THE EXERCISE
Report back each line of the records that contains the string "JSON".

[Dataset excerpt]
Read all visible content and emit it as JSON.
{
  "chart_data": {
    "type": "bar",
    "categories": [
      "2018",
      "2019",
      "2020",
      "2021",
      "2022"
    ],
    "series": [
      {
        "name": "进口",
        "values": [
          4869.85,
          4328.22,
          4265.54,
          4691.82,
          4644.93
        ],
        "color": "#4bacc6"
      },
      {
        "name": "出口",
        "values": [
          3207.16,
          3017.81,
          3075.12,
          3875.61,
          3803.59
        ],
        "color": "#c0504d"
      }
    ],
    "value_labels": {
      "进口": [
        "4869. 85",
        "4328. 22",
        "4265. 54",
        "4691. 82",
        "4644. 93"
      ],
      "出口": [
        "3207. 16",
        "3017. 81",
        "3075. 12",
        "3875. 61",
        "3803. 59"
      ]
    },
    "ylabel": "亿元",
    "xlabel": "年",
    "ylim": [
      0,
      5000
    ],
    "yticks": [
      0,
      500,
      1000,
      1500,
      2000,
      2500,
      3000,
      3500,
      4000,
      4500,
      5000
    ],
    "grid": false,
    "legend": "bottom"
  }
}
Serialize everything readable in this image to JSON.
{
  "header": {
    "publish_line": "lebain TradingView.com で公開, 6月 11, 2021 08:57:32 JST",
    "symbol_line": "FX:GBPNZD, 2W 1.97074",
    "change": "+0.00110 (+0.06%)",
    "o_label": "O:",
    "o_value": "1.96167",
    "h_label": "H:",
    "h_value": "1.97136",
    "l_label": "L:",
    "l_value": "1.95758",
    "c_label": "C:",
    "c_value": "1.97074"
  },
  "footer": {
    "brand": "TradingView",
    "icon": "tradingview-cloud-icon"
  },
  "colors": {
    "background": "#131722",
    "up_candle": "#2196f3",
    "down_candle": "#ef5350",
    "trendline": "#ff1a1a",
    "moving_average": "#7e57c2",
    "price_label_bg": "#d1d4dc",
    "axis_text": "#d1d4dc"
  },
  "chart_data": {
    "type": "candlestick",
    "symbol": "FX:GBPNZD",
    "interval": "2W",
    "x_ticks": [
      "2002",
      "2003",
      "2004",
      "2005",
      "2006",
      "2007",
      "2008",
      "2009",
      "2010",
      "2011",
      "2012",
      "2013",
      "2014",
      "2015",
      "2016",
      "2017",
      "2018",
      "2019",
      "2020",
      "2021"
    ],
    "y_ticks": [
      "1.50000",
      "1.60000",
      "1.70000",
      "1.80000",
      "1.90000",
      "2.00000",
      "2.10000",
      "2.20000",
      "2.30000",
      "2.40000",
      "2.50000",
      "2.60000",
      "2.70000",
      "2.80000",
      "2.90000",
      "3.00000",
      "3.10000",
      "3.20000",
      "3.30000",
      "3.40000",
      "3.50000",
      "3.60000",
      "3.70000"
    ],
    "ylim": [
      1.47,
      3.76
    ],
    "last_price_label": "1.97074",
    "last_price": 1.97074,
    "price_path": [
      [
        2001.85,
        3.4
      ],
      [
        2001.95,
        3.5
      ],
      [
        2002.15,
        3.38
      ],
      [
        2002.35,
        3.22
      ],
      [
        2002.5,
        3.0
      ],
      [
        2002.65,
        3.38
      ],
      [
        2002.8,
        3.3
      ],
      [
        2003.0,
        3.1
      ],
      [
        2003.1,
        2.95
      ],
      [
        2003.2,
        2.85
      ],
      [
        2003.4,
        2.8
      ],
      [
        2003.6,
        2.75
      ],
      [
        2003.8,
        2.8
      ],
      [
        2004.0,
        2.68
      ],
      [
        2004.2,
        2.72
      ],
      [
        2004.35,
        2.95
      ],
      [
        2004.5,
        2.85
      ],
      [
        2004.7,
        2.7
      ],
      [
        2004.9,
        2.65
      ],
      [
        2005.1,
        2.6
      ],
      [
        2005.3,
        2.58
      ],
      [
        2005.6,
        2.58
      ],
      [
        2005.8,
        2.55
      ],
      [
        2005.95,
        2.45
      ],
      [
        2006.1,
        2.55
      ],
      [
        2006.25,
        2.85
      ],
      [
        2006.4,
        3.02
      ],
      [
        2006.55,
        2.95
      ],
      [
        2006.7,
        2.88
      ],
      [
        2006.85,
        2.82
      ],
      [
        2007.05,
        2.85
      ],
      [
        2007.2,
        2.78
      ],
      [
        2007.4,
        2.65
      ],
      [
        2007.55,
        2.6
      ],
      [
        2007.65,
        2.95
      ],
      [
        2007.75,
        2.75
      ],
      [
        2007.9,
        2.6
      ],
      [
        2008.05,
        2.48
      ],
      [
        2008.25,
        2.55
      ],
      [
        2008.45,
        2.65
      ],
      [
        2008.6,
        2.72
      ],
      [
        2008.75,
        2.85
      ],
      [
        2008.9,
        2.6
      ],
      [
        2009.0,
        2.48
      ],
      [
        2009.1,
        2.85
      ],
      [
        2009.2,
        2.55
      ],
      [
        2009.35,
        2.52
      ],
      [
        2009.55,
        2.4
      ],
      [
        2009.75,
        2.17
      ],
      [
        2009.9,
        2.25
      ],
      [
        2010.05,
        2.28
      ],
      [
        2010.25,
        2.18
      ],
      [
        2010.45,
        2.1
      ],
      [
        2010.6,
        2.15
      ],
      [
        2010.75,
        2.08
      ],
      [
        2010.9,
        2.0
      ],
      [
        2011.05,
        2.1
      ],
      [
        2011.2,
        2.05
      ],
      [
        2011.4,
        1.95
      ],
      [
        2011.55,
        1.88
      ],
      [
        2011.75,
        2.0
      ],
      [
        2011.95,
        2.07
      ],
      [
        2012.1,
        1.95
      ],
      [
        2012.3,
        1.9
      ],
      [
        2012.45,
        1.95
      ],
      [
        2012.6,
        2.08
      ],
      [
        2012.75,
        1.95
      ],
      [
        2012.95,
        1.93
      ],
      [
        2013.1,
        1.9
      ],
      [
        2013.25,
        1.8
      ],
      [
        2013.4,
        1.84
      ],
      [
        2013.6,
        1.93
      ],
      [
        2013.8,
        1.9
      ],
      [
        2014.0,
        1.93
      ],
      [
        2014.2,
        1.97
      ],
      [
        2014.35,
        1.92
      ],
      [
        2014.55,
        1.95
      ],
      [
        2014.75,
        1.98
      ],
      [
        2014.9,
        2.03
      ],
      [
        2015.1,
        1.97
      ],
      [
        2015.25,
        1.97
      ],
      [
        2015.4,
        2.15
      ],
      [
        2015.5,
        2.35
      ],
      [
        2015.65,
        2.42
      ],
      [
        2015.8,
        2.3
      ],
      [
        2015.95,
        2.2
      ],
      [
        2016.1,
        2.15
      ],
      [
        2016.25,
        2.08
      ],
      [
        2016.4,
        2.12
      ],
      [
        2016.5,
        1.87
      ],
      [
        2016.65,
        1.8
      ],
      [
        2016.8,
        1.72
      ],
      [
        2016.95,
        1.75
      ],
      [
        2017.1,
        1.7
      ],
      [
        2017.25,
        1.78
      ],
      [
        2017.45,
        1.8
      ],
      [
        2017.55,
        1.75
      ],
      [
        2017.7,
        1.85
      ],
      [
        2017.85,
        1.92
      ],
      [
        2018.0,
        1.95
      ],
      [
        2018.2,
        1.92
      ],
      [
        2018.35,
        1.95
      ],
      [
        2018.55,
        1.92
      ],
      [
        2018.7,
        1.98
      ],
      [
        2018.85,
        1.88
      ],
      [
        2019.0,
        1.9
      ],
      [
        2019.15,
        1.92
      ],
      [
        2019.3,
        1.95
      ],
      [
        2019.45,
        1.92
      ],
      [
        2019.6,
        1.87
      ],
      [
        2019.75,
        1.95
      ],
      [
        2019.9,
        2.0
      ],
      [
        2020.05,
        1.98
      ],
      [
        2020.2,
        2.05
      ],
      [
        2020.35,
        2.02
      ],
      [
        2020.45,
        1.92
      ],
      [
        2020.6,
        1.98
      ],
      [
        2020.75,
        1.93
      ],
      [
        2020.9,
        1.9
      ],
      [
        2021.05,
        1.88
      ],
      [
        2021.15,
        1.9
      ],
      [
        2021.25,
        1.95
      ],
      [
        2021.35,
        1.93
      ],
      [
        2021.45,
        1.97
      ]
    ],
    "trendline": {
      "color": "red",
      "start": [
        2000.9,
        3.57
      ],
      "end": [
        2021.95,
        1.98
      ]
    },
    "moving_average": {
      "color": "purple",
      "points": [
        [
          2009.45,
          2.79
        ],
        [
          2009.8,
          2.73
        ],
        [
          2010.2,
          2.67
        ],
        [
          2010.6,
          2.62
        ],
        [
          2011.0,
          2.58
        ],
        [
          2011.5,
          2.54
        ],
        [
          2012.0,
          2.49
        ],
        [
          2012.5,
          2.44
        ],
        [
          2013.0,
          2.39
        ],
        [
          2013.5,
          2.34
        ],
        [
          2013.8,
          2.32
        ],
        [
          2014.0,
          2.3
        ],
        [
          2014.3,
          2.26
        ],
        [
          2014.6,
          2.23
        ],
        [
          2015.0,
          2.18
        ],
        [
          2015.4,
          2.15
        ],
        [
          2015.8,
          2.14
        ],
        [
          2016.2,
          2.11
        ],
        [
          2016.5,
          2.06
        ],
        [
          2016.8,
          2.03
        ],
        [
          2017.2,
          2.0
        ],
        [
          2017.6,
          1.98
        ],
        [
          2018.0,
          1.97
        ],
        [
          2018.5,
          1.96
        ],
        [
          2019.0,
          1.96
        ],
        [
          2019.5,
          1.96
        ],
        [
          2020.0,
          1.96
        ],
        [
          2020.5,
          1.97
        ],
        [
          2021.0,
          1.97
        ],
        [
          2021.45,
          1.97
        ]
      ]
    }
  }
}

RESULT
Read all visible content and emit it as JSON.
Serialize everything readable in this image to JSON.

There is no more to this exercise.